Written task: Determine how many lines of the entries contain "notre". Reply with that number alone.

___ Task material

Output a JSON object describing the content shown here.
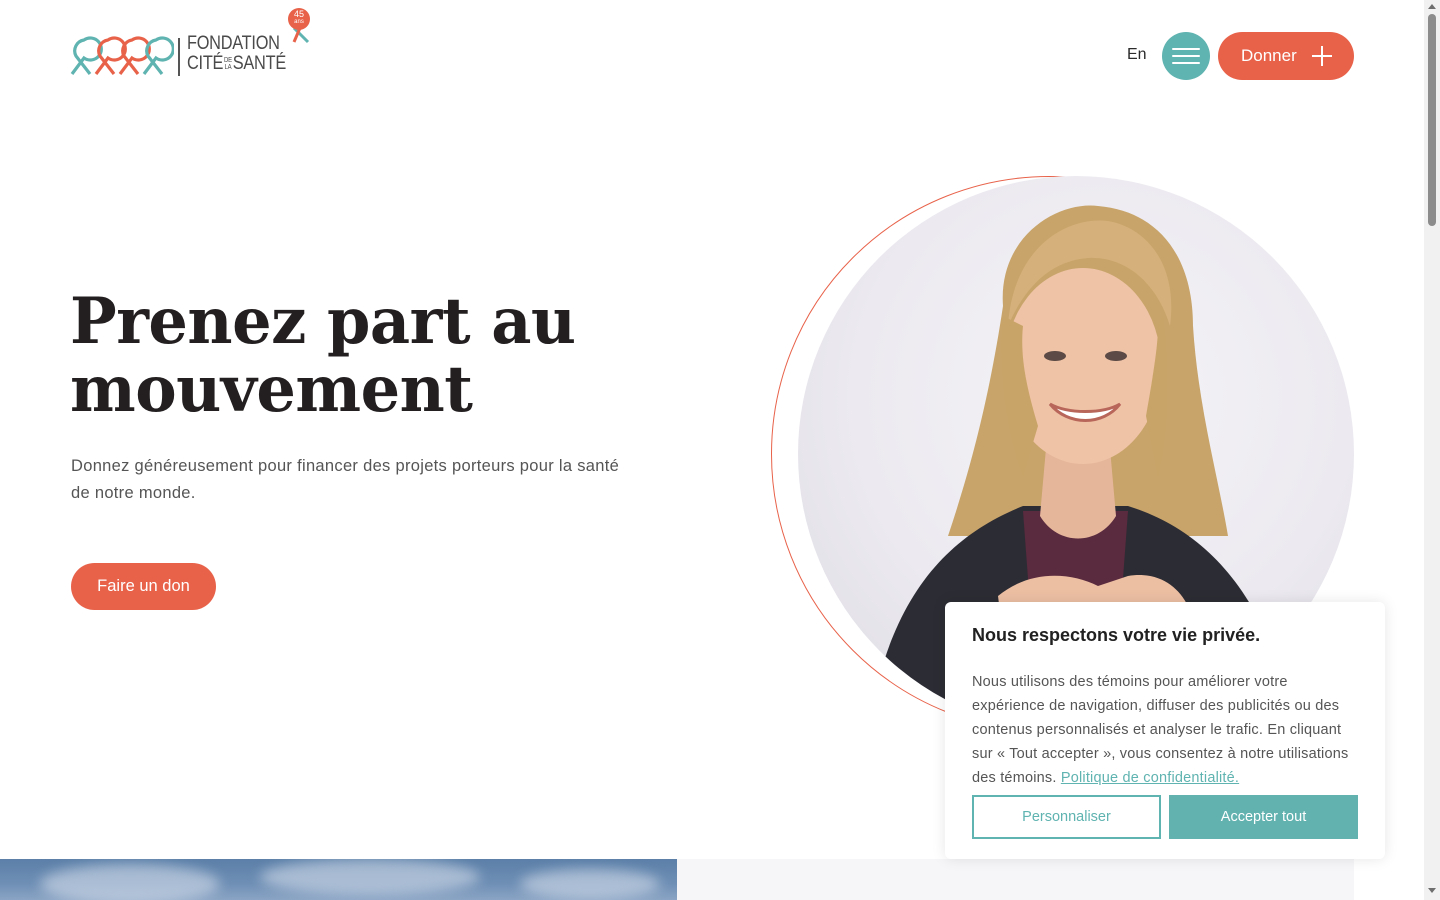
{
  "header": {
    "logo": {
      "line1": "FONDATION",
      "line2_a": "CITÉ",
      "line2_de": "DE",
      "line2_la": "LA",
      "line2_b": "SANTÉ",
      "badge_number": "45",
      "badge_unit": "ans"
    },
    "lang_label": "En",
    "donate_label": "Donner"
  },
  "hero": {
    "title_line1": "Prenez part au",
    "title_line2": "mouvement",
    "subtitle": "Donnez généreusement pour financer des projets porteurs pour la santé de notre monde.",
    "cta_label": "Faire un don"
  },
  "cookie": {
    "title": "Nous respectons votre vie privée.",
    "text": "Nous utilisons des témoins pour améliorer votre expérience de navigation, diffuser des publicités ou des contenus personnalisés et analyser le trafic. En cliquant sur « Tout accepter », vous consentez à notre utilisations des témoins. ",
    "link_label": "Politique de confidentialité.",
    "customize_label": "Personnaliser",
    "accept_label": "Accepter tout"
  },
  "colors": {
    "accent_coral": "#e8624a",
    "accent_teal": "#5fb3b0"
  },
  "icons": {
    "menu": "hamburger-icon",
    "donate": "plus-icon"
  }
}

______

Output below: 2